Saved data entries
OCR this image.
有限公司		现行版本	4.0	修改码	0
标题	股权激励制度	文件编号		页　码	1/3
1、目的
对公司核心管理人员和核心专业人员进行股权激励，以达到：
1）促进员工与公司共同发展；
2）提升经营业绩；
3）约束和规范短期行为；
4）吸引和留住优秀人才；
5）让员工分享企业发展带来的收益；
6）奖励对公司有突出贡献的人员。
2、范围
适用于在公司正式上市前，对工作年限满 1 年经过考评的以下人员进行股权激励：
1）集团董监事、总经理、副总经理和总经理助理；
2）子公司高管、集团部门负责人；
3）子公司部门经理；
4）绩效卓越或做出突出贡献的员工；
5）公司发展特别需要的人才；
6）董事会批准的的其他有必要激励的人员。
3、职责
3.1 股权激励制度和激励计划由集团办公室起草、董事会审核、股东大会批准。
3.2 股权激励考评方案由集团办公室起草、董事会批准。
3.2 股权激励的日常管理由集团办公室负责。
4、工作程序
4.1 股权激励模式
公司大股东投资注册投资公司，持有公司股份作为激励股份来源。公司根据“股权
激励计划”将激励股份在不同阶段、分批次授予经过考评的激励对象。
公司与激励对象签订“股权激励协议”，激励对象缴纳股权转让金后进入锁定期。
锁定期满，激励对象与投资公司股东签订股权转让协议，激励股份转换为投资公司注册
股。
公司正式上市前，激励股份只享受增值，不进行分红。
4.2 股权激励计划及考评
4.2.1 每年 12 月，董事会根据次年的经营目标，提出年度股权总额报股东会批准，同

TASK INSTRUCTIONS: Extract the listing in its entirety and repeat it exactly.

RIGHT ANSWER:
OCR this image.
有限公司		现行版本	4.0	修改码	0
标题	股权激励制度	文件编号		页　码	1/3
1、目的
对公司核心管理人员和核心专业人员进行股权激励，以达到：
1）促进员工与公司共同发展；
2）提升经营业绩；
3）约束和规范短期行为；
4）吸引和留住优秀人才；
5）让员工分享企业发展带来的收益；
6）奖励对公司有突出贡献的人员。
2、范围
适用于在公司正式上市前，对工作年限满 1 年经过考评的以下人员进行股权激励：
1）集团董监事、总经理、副总经理和总经理助理；
2）子公司高管、集团部门负责人；
3）子公司部门经理；
4）绩效卓越或做出突出贡献的员工；
5）公司发展特别需要的人才；
6）董事会批准的的其他有必要激励的人员。
3、职责
3.1 股权激励制度和激励计划由集团办公室起草、董事会审核、股东大会批准。
3.2 股权激励考评方案由集团办公室起草、董事会批准。
3.2 股权激励的日常管理由集团办公室负责。
4、工作程序
4.1 股权激励模式
公司大股东投资注册投资公司，持有公司股份作为激励股份来源。公司根据“股权
激励计划”将激励股份在不同阶段、分批次授予经过考评的激励对象。
公司与激励对象签订“股权激励协议”，激励对象缴纳股权转让金后进入锁定期。
锁定期满，激励对象与投资公司股东签订股权转让协议，激励股份转换为投资公司注册
股。
公司正式上市前，激励股份只享受增值，不进行分红。
4.2 股权激励计划及考评
4.2.1 每年 12 月，董事会根据次年的经营目标，提出年度股权总额报股东会批准，同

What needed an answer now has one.